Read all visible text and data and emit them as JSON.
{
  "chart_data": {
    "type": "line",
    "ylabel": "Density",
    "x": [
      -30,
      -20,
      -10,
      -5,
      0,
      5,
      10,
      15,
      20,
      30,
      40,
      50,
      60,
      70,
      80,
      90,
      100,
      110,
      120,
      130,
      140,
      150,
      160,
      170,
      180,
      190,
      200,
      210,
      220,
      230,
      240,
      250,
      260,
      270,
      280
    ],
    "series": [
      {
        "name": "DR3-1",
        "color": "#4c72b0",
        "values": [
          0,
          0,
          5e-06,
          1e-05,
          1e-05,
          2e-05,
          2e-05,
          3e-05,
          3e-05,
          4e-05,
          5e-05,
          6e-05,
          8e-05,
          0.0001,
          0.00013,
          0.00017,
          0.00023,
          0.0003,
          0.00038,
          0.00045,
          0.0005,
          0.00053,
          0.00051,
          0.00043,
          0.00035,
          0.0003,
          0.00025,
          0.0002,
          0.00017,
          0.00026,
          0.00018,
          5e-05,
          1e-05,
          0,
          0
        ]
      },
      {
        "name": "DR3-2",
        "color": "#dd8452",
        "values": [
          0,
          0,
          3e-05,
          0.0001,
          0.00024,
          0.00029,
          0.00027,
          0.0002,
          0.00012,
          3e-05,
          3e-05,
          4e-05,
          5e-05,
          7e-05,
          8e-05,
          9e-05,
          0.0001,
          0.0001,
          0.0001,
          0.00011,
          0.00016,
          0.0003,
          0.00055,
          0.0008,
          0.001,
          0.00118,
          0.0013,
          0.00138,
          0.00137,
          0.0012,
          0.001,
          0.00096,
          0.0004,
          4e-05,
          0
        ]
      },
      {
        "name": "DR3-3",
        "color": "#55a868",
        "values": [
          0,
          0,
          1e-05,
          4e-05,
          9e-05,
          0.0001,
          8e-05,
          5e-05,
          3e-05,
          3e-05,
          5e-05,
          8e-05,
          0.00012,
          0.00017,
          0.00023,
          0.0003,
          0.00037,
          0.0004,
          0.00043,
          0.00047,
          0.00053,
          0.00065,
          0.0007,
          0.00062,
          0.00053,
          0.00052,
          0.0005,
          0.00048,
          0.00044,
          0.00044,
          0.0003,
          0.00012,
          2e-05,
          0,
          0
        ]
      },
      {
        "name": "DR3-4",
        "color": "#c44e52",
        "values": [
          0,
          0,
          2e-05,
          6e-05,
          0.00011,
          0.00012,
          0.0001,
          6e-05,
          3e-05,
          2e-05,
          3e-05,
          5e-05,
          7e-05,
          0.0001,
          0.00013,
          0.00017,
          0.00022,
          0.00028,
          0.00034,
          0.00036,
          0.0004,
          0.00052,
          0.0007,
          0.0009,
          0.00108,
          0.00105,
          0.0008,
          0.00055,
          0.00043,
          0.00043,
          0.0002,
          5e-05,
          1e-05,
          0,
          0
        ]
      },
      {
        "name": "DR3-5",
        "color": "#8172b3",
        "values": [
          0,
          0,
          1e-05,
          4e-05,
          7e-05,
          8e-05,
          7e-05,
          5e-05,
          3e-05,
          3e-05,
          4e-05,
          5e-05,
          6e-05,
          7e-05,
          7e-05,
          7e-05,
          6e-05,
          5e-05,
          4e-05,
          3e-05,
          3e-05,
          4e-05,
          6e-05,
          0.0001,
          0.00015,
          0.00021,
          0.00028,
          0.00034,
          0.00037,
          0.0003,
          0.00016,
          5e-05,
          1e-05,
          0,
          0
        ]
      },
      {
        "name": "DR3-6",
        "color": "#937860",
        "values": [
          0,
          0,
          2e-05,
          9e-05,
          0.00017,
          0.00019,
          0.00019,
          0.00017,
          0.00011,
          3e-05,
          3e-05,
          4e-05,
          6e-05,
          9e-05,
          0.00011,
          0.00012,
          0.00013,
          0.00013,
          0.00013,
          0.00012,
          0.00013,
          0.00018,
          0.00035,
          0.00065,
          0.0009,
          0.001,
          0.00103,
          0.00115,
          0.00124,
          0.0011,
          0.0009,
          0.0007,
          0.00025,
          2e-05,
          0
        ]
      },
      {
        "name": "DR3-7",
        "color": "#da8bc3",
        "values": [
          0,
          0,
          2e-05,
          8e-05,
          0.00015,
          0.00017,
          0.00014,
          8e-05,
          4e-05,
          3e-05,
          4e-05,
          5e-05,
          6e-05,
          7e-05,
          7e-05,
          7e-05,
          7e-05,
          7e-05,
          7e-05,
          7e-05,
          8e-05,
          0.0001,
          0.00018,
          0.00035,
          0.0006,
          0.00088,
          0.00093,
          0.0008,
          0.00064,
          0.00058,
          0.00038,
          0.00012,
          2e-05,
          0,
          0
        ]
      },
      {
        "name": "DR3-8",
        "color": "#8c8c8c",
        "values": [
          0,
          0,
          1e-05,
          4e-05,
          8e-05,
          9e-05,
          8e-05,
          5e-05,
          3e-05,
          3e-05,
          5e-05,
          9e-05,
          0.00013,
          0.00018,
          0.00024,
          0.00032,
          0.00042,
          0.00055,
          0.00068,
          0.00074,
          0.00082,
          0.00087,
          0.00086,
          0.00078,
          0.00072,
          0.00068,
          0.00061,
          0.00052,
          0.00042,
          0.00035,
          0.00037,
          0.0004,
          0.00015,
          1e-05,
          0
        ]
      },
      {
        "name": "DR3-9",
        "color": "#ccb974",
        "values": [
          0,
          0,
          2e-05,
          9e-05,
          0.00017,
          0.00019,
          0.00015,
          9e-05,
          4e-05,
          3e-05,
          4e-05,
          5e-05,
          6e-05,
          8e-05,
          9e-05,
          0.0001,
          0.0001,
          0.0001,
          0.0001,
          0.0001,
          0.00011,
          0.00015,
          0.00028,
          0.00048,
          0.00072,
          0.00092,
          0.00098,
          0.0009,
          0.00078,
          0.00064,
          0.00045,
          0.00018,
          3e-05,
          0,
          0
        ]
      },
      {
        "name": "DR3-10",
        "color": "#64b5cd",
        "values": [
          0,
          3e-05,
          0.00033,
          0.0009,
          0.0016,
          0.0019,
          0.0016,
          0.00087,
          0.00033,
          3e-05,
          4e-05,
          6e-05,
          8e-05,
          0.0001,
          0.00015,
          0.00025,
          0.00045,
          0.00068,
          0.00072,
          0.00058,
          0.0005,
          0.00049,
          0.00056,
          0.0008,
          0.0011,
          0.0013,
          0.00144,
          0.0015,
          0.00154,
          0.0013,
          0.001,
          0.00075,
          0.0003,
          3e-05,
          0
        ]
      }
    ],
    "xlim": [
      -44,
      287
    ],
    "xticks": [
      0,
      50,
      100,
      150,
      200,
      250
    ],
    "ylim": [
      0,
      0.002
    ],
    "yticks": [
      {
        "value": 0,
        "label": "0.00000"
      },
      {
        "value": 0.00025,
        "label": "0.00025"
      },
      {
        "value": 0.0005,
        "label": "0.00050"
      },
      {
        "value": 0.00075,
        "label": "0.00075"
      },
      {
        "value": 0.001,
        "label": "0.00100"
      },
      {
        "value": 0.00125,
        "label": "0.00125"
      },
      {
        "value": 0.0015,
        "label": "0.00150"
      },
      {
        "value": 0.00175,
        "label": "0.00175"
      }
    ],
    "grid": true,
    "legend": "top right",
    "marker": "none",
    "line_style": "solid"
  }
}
※
◆ **WORK REQUIRED**: Using the records above, copy each line that contains "color".

◆ **RESPONSE BELOW**:
        "color": "#4c72b0",
        "color": "#dd8452",
        "color": "#55a868",
        "color": "#c44e52",
        "color": "#8172b3",
        "color": "#937860",
        "color": "#da8bc3",
        "color": "#8c8c8c",
        "color": "#ccb974",
        "color": "#64b5cd",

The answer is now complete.